▸ Short problem: Go through the entries one line at a time, and gather every line that has the word "sites".

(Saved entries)
☆ ☆ ☆ ☆

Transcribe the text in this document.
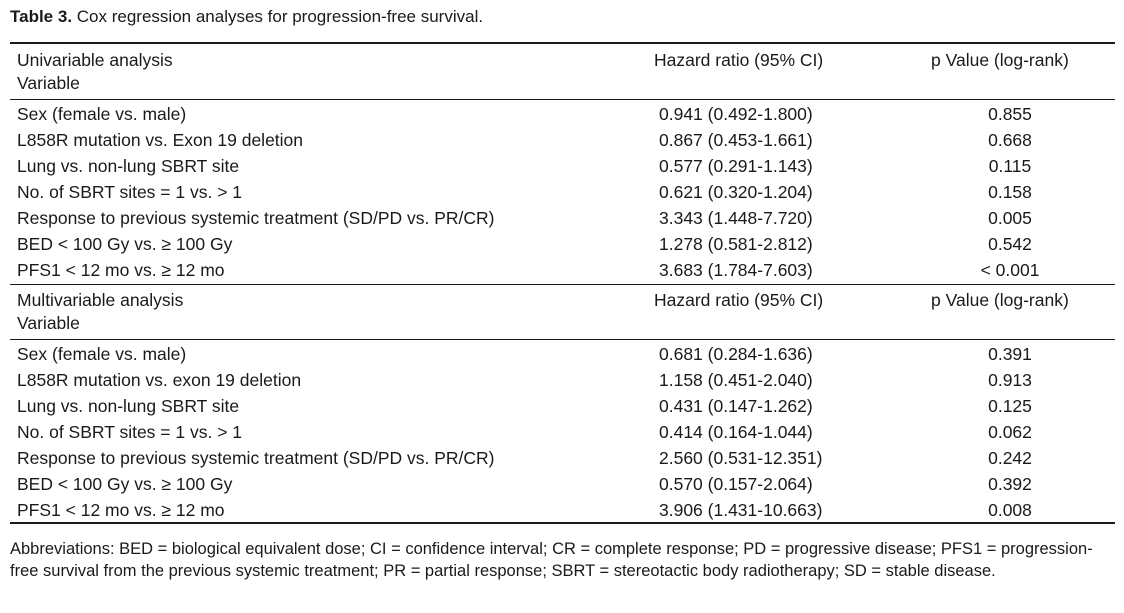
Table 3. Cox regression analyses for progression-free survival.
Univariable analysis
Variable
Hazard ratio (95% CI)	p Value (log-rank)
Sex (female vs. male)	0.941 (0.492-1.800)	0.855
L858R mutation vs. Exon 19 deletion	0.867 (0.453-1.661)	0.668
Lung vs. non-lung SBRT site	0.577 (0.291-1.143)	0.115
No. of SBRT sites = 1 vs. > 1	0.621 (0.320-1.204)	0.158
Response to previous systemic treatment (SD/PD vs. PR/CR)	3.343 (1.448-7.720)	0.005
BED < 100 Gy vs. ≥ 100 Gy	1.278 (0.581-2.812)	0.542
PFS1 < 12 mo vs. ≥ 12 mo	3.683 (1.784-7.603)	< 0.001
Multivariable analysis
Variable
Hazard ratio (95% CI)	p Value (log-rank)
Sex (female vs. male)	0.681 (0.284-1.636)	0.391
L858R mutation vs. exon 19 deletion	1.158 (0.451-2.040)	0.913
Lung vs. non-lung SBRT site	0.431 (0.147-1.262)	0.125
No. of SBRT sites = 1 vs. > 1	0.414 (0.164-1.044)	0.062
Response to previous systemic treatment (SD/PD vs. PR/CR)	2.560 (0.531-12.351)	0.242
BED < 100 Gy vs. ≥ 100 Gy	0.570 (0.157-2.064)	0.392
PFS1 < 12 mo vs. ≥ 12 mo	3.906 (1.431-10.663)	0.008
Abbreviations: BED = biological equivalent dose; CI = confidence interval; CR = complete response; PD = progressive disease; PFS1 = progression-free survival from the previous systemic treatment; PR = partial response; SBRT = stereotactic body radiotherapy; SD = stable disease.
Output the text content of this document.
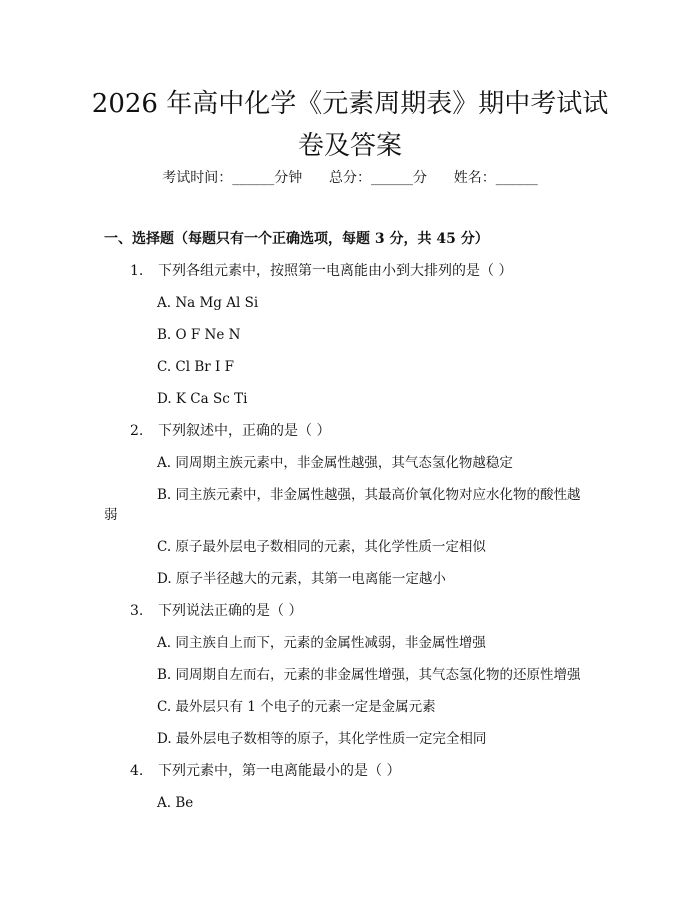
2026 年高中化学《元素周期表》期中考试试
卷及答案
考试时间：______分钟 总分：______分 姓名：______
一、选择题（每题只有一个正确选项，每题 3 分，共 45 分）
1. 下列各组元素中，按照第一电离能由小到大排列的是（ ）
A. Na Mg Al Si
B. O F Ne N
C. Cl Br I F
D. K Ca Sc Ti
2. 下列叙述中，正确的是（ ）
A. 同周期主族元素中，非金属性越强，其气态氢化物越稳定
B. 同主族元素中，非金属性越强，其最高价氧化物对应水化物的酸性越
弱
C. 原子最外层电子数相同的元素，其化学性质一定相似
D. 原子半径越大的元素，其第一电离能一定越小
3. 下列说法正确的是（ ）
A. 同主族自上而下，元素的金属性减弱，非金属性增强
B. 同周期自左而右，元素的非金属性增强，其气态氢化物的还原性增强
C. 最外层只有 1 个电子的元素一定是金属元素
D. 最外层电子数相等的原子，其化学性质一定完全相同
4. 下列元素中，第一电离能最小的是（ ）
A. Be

☆ ☆ ☆ ☆

▸ Expected output:
No. of SBRT sites = 1 vs. > 1	0.621 (0.320-1.204)	0.158
No. of SBRT sites = 1 vs. > 1	0.414 (0.164-1.044)	0.062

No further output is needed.